> **DATA PROVIDED**:
##########
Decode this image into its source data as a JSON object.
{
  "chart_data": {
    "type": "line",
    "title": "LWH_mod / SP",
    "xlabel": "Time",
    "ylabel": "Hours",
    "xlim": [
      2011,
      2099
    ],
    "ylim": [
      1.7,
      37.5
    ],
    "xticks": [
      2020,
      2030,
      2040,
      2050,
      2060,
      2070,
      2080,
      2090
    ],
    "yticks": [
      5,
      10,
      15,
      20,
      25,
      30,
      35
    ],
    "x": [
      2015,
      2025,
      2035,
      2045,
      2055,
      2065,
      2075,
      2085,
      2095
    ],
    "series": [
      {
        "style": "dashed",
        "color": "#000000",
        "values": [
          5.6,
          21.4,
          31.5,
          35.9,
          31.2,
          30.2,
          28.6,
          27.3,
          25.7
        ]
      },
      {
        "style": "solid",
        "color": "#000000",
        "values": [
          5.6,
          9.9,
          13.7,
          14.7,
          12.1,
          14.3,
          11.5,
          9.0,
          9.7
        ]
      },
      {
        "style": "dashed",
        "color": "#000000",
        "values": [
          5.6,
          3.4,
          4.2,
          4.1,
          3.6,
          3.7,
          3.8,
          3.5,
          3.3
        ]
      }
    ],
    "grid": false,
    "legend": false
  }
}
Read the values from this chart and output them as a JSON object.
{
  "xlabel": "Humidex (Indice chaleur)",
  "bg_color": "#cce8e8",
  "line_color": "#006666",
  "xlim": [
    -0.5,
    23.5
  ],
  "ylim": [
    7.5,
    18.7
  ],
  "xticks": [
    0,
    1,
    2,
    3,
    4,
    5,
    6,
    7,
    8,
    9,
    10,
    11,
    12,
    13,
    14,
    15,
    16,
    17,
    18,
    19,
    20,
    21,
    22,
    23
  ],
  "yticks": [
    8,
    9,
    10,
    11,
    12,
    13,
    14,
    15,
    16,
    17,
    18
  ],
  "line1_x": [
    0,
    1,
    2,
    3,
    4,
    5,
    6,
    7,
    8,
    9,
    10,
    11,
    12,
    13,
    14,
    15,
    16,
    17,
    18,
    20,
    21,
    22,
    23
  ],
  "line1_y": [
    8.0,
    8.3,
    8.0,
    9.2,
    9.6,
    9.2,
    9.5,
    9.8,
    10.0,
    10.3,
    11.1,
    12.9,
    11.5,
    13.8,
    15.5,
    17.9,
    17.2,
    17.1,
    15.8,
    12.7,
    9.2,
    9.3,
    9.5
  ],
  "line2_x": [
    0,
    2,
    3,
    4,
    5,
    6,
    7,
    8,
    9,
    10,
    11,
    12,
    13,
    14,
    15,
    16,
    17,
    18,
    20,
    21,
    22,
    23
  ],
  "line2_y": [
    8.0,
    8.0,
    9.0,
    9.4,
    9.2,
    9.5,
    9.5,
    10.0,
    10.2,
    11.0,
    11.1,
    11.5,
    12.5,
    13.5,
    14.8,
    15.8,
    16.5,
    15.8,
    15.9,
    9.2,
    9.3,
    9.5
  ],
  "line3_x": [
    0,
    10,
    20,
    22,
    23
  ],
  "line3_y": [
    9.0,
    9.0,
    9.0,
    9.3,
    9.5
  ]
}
##########
> **WHAT YOU WILL DO**:
All lines from the one containing "Read the values" through the end of the records, both ends included, are to be quoted exactly; please add nothing else.

> **RESULT OF THIS TASK**:
Read the values from this chart and output them as a JSON object.
{
  "xlabel": "Humidex (Indice chaleur)",
  "bg_color": "#cce8e8",
  "line_color": "#006666",
  "xlim": [
    -0.5,
    23.5
  ],
  "ylim": [
    7.5,
    18.7
  ],
  "xticks": [
    0,
    1,
    2,
    3,
    4,
    5,
    6,
    7,
    8,
    9,
    10,
    11,
    12,
    13,
    14,
    15,
    16,
    17,
    18,
    19,
    20,
    21,
    22,
    23
  ],
  "yticks": [
    8,
    9,
    10,
    11,
    12,
    13,
    14,
    15,
    16,
    17,
    18
  ],
  "line1_x": [
    0,
    1,
    2,
    3,
    4,
    5,
    6,
    7,
    8,
    9,
    10,
    11,
    12,
    13,
    14,
    15,
    16,
    17,
    18,
    20,
    21,
    22,
    23
  ],
  "line1_y": [
    8.0,
    8.3,
    8.0,
    9.2,
    9.6,
    9.2,
    9.5,
    9.8,
    10.0,
    10.3,
    11.1,
    12.9,
    11.5,
    13.8,
    15.5,
    17.9,
    17.2,
    17.1,
    15.8,
    12.7,
    9.2,
    9.3,
    9.5
  ],
  "line2_x": [
    0,
    2,
    3,
    4,
    5,
    6,
    7,
    8,
    9,
    10,
    11,
    12,
    13,
    14,
    15,
    16,
    17,
    18,
    20,
    21,
    22,
    23
  ],
  "line2_y": [
    8.0,
    8.0,
    9.0,
    9.4,
    9.2,
    9.5,
    9.5,
    10.0,
    10.2,
    11.0,
    11.1,
    11.5,
    12.5,
    13.5,
    14.8,
    15.8,
    16.5,
    15.8,
    15.9,
    9.2,
    9.3,
    9.5
  ],
  "line3_x": [
    0,
    10,
    20,
    22,
    23
  ],
  "line3_y": [
    9.0,
    9.0,
    9.0,
    9.3,
    9.5
  ]
}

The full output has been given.